[BEGIN Material for this task]

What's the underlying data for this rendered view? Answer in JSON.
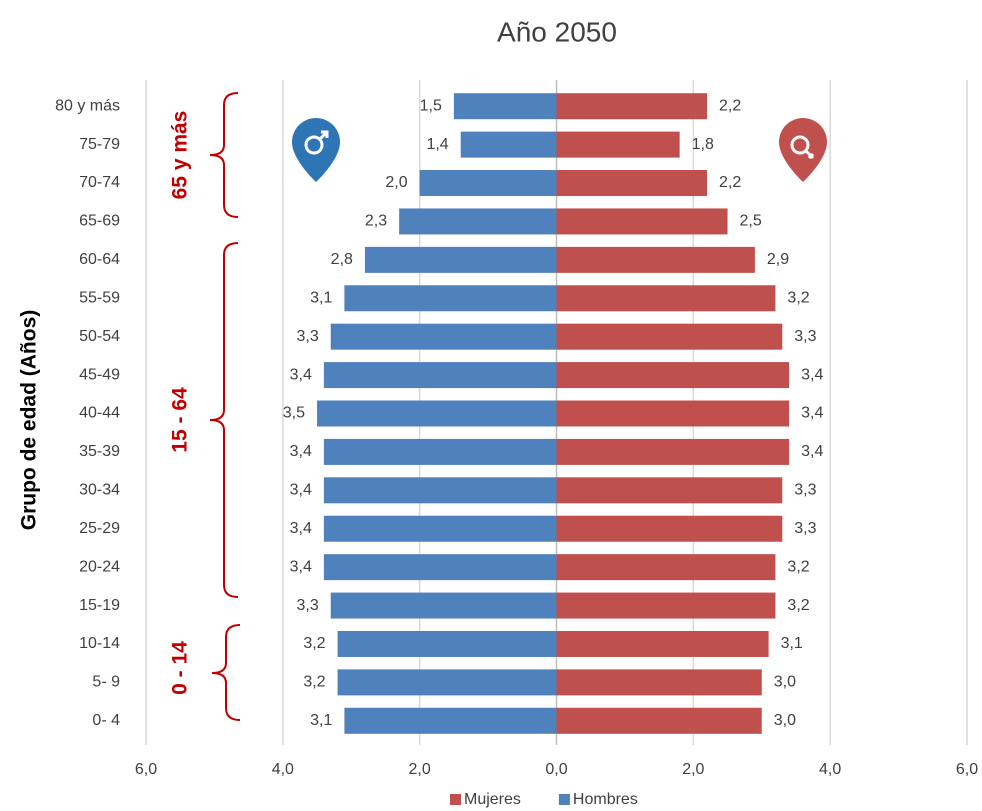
{
  "chart_data": {
    "type": "pyramid",
    "title": "Año 2050",
    "y_label": "Grupo de edad (Años)",
    "categories": [
      "80 y más",
      "75-79",
      "70-74",
      "65-69",
      "60-64",
      "55-59",
      "50-54",
      "45-49",
      "40-44",
      "35-39",
      "30-34",
      "25-29",
      "20-24",
      "15-19",
      "10-14",
      "5- 9",
      "0- 4"
    ],
    "series": [
      {
        "name": "Mujeres",
        "color": "#c0504d",
        "values": [
          2.2,
          1.8,
          2.2,
          2.5,
          2.9,
          3.2,
          3.3,
          3.4,
          3.4,
          3.4,
          3.3,
          3.3,
          3.2,
          3.2,
          3.1,
          3.0,
          3.0
        ],
        "value_labels": [
          "2,2",
          "1,8",
          "2,2",
          "2,5",
          "2,9",
          "3,2",
          "3,3",
          "3,4",
          "3,4",
          "3,4",
          "3,3",
          "3,3",
          "3,2",
          "3,2",
          "3,1",
          "3,0",
          "3,0"
        ]
      },
      {
        "name": "Hombres",
        "color": "#4f81bd",
        "values": [
          -1.5,
          -1.4,
          -2.0,
          -2.3,
          -2.8,
          -3.1,
          -3.3,
          -3.4,
          -3.5,
          -3.4,
          -3.4,
          -3.4,
          -3.4,
          -3.3,
          -3.2,
          -3.2,
          -3.1
        ],
        "value_labels": [
          "1,5",
          "1,4",
          "2,0",
          "2,3",
          "2,8",
          "3,1",
          "3,3",
          "3,4",
          "3,5",
          "3,4",
          "3,4",
          "3,4",
          "3,4",
          "3,3",
          "3,2",
          "3,2",
          "3,1"
        ]
      }
    ],
    "xlim": [
      -6,
      6
    ],
    "xticks": [
      {
        "value": -6,
        "label": "6,0"
      },
      {
        "value": -4,
        "label": "4,0"
      },
      {
        "value": -2,
        "label": "2,0"
      },
      {
        "value": 0,
        "label": "0,0"
      },
      {
        "value": 2,
        "label": "2,0"
      },
      {
        "value": 4,
        "label": "4,0"
      },
      {
        "value": 6,
        "label": "6,0"
      }
    ],
    "grid": true,
    "annotations": [
      "65 y más",
      "15 - 64",
      "0 - 14"
    ]
  }
}
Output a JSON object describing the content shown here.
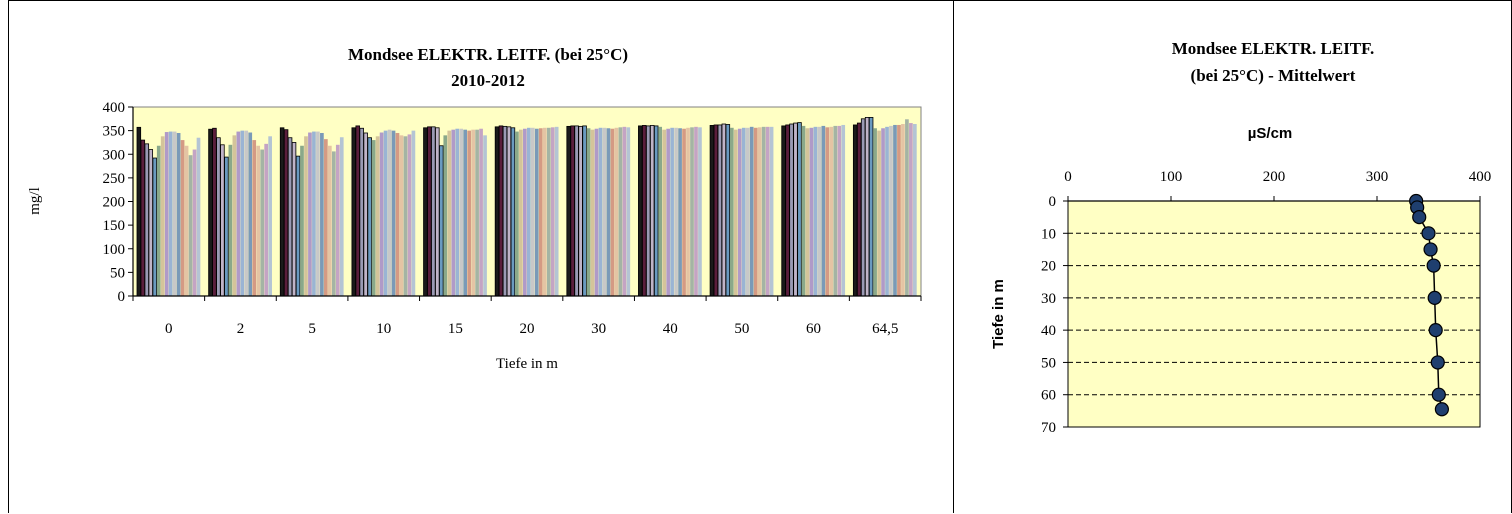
{
  "chart_data": [
    {
      "type": "bar",
      "title": "Mondsee ELEKTR.  LEITF.  (bei 25°C)",
      "subtitle": "2010-2012",
      "xlabel": "Tiefe in m",
      "ylabel": "mg/l",
      "ylim": [
        0,
        400
      ],
      "yticks": [
        0,
        50,
        100,
        150,
        200,
        250,
        300,
        350,
        400
      ],
      "categories": [
        "0",
        "2",
        "5",
        "10",
        "15",
        "20",
        "30",
        "40",
        "50",
        "60",
        "64,5"
      ],
      "group_values": [
        [
          357,
          330,
          322,
          310,
          292,
          318,
          338,
          347,
          348,
          348,
          345,
          330,
          318,
          298,
          310,
          335
        ],
        [
          353,
          355,
          335,
          320,
          294,
          320,
          340,
          348,
          350,
          350,
          346,
          330,
          318,
          310,
          322,
          338
        ],
        [
          356,
          352,
          335,
          325,
          296,
          318,
          338,
          346,
          348,
          348,
          345,
          332,
          318,
          306,
          320,
          336
        ],
        [
          356,
          360,
          355,
          345,
          335,
          330,
          338,
          346,
          350,
          352,
          350,
          345,
          340,
          338,
          342,
          350
        ],
        [
          356,
          358,
          358,
          356,
          318,
          340,
          350,
          352,
          354,
          354,
          352,
          350,
          352,
          352,
          354,
          340
        ],
        [
          358,
          360,
          359,
          358,
          356,
          348,
          352,
          354,
          356,
          356,
          354,
          355,
          356,
          356,
          357,
          358
        ],
        [
          359,
          360,
          360,
          359,
          360,
          355,
          352,
          354,
          356,
          356,
          355,
          354,
          356,
          357,
          358,
          357
        ],
        [
          360,
          361,
          360,
          361,
          360,
          358,
          352,
          354,
          356,
          356,
          355,
          354,
          356,
          357,
          358,
          357
        ],
        [
          361,
          362,
          362,
          364,
          363,
          356,
          352,
          354,
          356,
          356,
          358,
          356,
          357,
          358,
          358,
          358
        ],
        [
          360,
          362,
          364,
          366,
          367,
          360,
          355,
          356,
          358,
          358,
          360,
          357,
          358,
          360,
          360,
          362
        ],
        [
          362,
          366,
          375,
          378,
          378,
          355,
          350,
          355,
          358,
          360,
          362,
          362,
          364,
          374,
          366,
          364
        ]
      ],
      "palette": [
        "#1a1a1a",
        "#5a1e3c",
        "#9a9ab4",
        "#c0b4c8",
        "#6a9ac0",
        "#8aa88a",
        "#d4c49a",
        "#b09ac8",
        "#9ab4d4",
        "#c8c8c8",
        "#7a9ab8",
        "#d49a84",
        "#e4c4a4",
        "#a4b4a4",
        "#c4a4c4",
        "#b4c4d4"
      ],
      "plot_bg": "#ffffc4",
      "grid": false,
      "legend": "none"
    },
    {
      "type": "line",
      "title": "Mondsee ELEKTR.  LEITF.",
      "subtitle": "(bei 25°C) - Mittelwert",
      "xlabel": "µS/cm",
      "ylabel": "Tiefe in m",
      "xlim": [
        0,
        400
      ],
      "ylim": [
        0,
        70
      ],
      "xticks": [
        0,
        100,
        200,
        300,
        400
      ],
      "yticks": [
        0,
        10,
        20,
        30,
        40,
        50,
        60,
        70
      ],
      "x_axis_position": "top",
      "y_inverted": true,
      "series": [
        {
          "points": [
            {
              "x": 338,
              "y": 0
            },
            {
              "x": 339,
              "y": 2
            },
            {
              "x": 341,
              "y": 5
            },
            {
              "x": 350,
              "y": 10
            },
            {
              "x": 352,
              "y": 15
            },
            {
              "x": 355,
              "y": 20
            },
            {
              "x": 356,
              "y": 30
            },
            {
              "x": 357,
              "y": 40
            },
            {
              "x": 359,
              "y": 50
            },
            {
              "x": 360,
              "y": 60
            },
            {
              "x": 363,
              "y": 64.5
            }
          ]
        }
      ],
      "marker_color": "#1f3f6f",
      "plot_bg": "#ffffc4",
      "grid": true,
      "legend": "none"
    }
  ]
}
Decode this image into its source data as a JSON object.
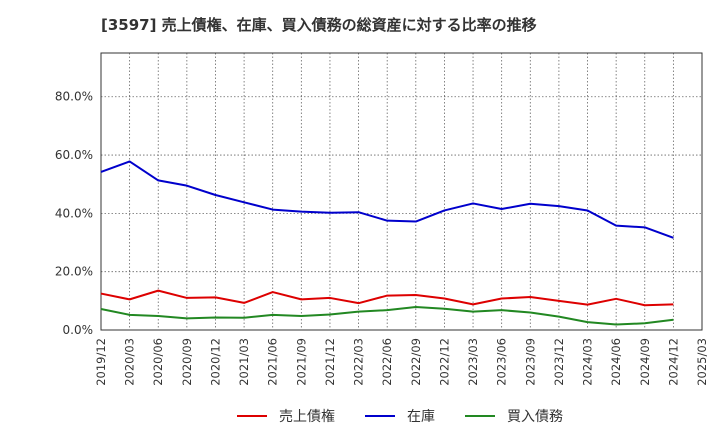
{
  "chart_data": {
    "type": "line",
    "title": "[3597]  売上債権、在庫、買入債務の総資産に対する比率の推移",
    "xlabel": "",
    "ylabel": "",
    "ylim": [
      0,
      95
    ],
    "yticks": [
      0,
      20,
      40,
      60,
      80
    ],
    "ytick_labels": [
      "0.0%",
      "20.0%",
      "40.0%",
      "60.0%",
      "80.0%"
    ],
    "x": [
      "2019/12",
      "2020/03",
      "2020/06",
      "2020/09",
      "2020/12",
      "2021/03",
      "2021/06",
      "2021/09",
      "2021/12",
      "2022/03",
      "2022/06",
      "2022/09",
      "2022/12",
      "2023/03",
      "2023/06",
      "2023/09",
      "2023/12",
      "2024/03",
      "2024/06",
      "2024/09",
      "2024/12",
      "2025/03"
    ],
    "grid": true,
    "legend_position": "bottom",
    "series": [
      {
        "name": "売上債権",
        "color": "#dd0000",
        "values": [
          12.5,
          10.5,
          13.5,
          11.0,
          11.2,
          9.3,
          13.0,
          10.5,
          11.0,
          9.2,
          11.8,
          12.0,
          10.8,
          8.8,
          10.8,
          11.3,
          10.0,
          8.7,
          10.7,
          8.5,
          8.8,
          null
        ]
      },
      {
        "name": "在庫",
        "color": "#0000cc",
        "values": [
          54.2,
          57.8,
          51.3,
          49.5,
          46.3,
          43.8,
          41.3,
          40.6,
          40.2,
          40.4,
          37.5,
          37.2,
          41.0,
          43.4,
          41.5,
          43.3,
          42.5,
          41.0,
          35.8,
          35.2,
          31.6,
          null
        ]
      },
      {
        "name": "買入債務",
        "color": "#228822",
        "values": [
          7.2,
          5.2,
          4.8,
          4.0,
          4.3,
          4.2,
          5.2,
          4.8,
          5.3,
          6.3,
          6.8,
          7.9,
          7.3,
          6.3,
          6.8,
          6.0,
          4.6,
          2.7,
          1.9,
          2.3,
          3.5,
          null
        ]
      }
    ]
  }
}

[END Material for this task]

State how many lines include the string "type". Give no other information.

Task answer
4